Records supplied:

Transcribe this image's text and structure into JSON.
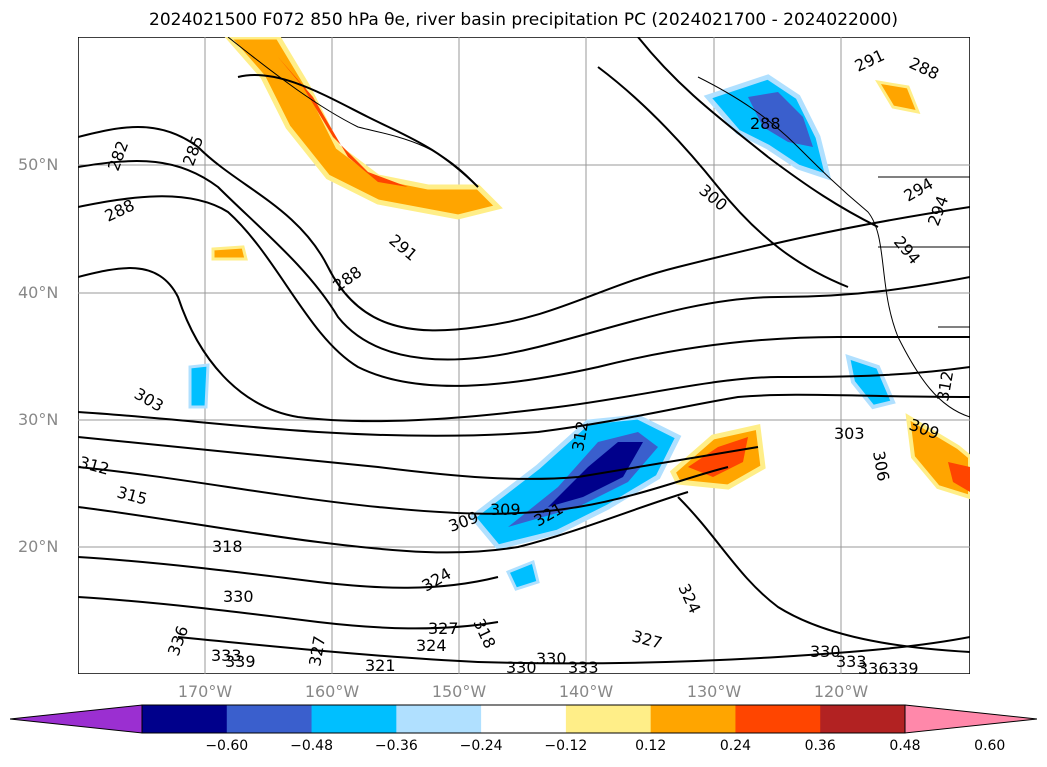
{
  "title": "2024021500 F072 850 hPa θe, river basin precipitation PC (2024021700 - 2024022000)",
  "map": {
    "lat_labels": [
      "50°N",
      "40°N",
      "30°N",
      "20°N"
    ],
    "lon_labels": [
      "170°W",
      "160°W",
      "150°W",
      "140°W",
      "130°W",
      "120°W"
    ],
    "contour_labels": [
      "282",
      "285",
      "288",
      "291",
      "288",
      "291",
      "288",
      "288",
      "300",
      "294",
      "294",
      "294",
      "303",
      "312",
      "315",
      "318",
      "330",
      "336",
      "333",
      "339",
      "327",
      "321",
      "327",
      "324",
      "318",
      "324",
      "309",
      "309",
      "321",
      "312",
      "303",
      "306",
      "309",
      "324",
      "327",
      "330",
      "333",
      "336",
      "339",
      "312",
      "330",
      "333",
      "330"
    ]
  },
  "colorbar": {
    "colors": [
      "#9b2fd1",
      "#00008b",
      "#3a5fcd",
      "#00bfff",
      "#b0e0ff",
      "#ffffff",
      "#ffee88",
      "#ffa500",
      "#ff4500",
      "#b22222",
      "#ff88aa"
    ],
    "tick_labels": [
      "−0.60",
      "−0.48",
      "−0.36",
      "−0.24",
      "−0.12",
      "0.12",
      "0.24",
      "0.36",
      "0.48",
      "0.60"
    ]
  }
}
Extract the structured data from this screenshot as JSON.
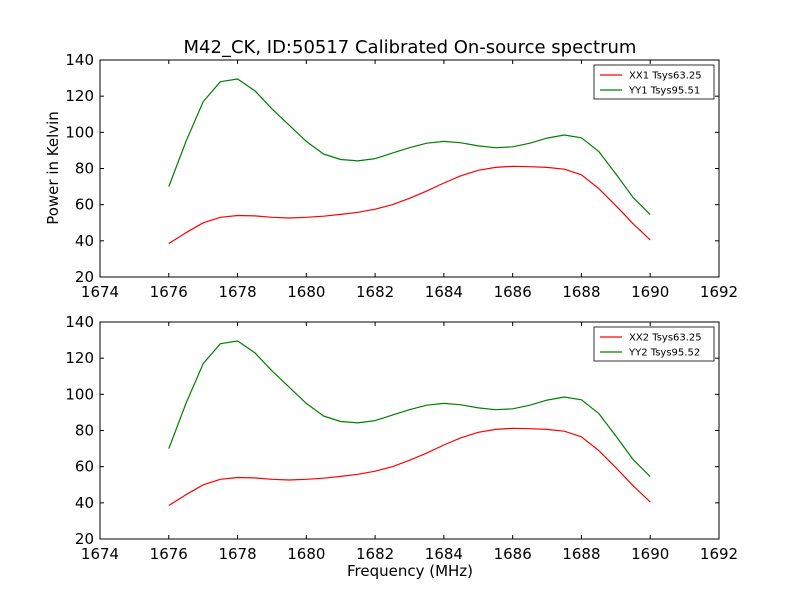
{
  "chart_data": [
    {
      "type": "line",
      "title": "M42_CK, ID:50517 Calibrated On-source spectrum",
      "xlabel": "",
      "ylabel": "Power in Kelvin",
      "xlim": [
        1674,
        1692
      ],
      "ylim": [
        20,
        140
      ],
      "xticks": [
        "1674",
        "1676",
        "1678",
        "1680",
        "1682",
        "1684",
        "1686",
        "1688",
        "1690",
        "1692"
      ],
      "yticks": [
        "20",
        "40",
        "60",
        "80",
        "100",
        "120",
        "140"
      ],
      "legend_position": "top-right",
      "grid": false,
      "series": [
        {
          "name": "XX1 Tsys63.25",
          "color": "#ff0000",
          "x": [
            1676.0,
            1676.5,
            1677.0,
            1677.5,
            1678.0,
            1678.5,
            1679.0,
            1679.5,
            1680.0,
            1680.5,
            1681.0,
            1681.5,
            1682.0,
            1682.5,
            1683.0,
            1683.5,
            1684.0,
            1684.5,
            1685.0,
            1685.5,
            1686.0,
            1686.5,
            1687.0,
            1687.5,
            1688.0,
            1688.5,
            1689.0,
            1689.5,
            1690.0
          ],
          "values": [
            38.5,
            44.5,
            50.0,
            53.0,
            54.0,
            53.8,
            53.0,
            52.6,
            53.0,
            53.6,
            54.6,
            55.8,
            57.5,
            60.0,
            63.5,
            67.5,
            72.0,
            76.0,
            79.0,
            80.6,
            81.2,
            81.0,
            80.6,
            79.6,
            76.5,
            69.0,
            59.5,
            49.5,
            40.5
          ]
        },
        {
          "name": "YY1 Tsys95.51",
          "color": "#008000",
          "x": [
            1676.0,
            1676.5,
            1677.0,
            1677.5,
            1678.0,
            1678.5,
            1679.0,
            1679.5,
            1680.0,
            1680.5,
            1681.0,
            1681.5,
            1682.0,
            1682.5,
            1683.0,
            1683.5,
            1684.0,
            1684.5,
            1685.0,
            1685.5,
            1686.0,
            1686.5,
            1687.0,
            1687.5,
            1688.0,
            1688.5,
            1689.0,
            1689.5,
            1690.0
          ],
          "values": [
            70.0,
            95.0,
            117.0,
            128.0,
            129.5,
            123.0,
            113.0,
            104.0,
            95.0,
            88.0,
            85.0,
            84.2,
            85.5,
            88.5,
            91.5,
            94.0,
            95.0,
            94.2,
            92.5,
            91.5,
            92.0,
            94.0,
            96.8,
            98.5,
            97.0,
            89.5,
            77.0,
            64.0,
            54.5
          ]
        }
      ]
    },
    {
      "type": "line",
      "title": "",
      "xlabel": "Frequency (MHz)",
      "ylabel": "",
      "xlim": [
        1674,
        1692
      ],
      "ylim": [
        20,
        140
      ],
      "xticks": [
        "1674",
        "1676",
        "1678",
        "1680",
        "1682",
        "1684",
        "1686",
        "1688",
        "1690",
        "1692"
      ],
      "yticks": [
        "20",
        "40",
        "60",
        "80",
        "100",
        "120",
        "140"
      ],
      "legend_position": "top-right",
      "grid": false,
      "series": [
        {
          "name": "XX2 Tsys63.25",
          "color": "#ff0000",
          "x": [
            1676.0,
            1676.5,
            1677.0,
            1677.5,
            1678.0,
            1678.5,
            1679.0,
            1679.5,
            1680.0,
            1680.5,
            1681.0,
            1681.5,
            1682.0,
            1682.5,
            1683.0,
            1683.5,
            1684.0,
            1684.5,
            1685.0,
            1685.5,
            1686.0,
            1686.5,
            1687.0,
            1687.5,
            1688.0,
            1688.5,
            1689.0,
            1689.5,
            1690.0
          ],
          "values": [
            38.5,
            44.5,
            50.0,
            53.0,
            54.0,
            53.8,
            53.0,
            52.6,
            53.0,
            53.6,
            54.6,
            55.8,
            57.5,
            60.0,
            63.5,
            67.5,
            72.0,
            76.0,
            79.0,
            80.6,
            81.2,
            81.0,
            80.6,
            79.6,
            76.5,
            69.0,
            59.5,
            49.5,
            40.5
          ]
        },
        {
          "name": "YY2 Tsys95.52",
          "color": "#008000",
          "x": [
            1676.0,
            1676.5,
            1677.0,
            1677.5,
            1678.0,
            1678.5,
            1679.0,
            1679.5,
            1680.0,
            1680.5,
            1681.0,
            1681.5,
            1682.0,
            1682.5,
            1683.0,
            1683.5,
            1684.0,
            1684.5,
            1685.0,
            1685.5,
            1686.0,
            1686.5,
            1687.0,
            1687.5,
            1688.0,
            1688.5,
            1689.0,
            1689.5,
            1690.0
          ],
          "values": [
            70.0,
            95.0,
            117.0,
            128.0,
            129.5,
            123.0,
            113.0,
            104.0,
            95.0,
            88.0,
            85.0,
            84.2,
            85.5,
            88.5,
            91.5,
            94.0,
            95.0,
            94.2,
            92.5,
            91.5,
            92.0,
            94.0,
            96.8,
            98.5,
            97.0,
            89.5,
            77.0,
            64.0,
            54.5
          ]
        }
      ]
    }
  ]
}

Work to do: Extract every line containing the string "name" from the data above.

Response:
          "name": "XX1 Tsys63.25",
          "name": "YY1 Tsys95.51",
          "name": "XX2 Tsys63.25",
          "name": "YY2 Tsys95.52",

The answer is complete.